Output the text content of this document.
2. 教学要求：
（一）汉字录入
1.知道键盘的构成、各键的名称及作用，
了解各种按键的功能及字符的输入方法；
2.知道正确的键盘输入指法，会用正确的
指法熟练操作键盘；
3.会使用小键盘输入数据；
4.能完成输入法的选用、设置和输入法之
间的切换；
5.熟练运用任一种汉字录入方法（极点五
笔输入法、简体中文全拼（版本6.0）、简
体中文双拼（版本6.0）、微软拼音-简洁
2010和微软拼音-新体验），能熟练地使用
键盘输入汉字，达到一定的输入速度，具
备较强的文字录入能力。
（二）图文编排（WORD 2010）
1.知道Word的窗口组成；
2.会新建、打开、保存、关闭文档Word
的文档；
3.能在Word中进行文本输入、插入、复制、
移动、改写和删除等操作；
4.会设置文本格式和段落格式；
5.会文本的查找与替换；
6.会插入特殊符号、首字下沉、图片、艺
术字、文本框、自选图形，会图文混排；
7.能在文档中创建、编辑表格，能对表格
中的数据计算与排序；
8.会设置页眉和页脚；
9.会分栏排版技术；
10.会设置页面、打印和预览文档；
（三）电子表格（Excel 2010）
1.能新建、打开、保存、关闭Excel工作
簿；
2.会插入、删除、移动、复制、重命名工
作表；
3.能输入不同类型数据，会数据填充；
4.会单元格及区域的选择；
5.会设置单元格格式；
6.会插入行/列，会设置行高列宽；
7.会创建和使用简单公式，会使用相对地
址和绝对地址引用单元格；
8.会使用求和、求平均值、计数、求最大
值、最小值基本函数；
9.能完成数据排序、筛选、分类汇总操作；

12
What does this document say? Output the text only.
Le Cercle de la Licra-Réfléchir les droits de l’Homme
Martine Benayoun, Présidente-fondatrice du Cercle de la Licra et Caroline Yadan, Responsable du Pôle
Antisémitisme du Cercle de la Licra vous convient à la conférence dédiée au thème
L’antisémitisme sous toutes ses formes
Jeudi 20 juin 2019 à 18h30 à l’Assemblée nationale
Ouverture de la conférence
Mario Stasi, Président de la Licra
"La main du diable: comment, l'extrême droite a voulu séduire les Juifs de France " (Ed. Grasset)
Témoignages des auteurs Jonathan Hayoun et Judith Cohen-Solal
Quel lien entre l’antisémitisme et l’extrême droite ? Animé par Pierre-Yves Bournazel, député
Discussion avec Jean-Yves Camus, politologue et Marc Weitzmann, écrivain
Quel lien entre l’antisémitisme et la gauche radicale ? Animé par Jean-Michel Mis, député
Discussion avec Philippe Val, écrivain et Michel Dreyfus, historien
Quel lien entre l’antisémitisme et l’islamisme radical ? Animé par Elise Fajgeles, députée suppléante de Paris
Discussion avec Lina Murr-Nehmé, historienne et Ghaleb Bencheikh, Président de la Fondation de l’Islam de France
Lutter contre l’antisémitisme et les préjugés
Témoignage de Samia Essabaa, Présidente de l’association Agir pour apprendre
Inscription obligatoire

* [PROBLEM REQUIREMENTS]: Every line of the data above should be copied exactly.

* [COMPLETE OUTPUT]:
Output the text content of this document.
2. 教学要求：
（一）汉字录入
1.知道键盘的构成、各键的名称及作用，
了解各种按键的功能及字符的输入方法；
2.知道正确的键盘输入指法，会用正确的
指法熟练操作键盘；
3.会使用小键盘输入数据；
4.能完成输入法的选用、设置和输入法之
间的切换；
5.熟练运用任一种汉字录入方法（极点五
笔输入法、简体中文全拼（版本6.0）、简
体中文双拼（版本6.0）、微软拼音-简洁
2010和微软拼音-新体验），能熟练地使用
键盘输入汉字，达到一定的输入速度，具
备较强的文字录入能力。
（二）图文编排（WORD 2010）
1.知道Word的窗口组成；
2.会新建、打开、保存、关闭文档Word
的文档；
3.能在Word中进行文本输入、插入、复制、
移动、改写和删除等操作；
4.会设置文本格式和段落格式；
5.会文本的查找与替换；
6.会插入特殊符号、首字下沉、图片、艺
术字、文本框、自选图形，会图文混排；
7.能在文档中创建、编辑表格，能对表格
中的数据计算与排序；
8.会设置页眉和页脚；
9.会分栏排版技术；
10.会设置页面、打印和预览文档；
（三）电子表格（Excel 2010）
1.能新建、打开、保存、关闭Excel工作
簿；
2.会插入、删除、移动、复制、重命名工
作表；
3.能输入不同类型数据，会数据填充；
4.会单元格及区域的选择；
5.会设置单元格格式；
6.会插入行/列，会设置行高列宽；
7.会创建和使用简单公式，会使用相对地
址和绝对地址引用单元格；
8.会使用求和、求平均值、计数、求最大
值、最小值基本函数；
9.能完成数据排序、筛选、分类汇总操作；

12
What does this document say? Output the text only.
Le Cercle de la Licra-Réfléchir les droits de l’Homme
Martine Benayoun, Présidente-fondatrice du Cercle de la Licra et Caroline Yadan, Responsable du Pôle
Antisémitisme du Cercle de la Licra vous convient à la conférence dédiée au thème
L’antisémitisme sous toutes ses formes
Jeudi 20 juin 2019 à 18h30 à l’Assemblée nationale
Ouverture de la conférence
Mario Stasi, Président de la Licra
"La main du diable: comment, l'extrême droite a voulu séduire les Juifs de France " (Ed. Grasset)
Témoignages des auteurs Jonathan Hayoun et Judith Cohen-Solal
Quel lien entre l’antisémitisme et l’extrême droite ? Animé par Pierre-Yves Bournazel, député
Discussion avec Jean-Yves Camus, politologue et Marc Weitzmann, écrivain
Quel lien entre l’antisémitisme et la gauche radicale ? Animé par Jean-Michel Mis, député
Discussion avec Philippe Val, écrivain et Michel Dreyfus, historien
Quel lien entre l’antisémitisme et l’islamisme radical ? Animé par Elise Fajgeles, députée suppléante de Paris
Discussion avec Lina Murr-Nehmé, historienne et Ghaleb Bencheikh, Président de la Fondation de l’Islam de France
Lutter contre l’antisémitisme et les préjugés
Témoignage de Samia Essabaa, Présidente de l’association Agir pour apprendre
Inscription obligatoire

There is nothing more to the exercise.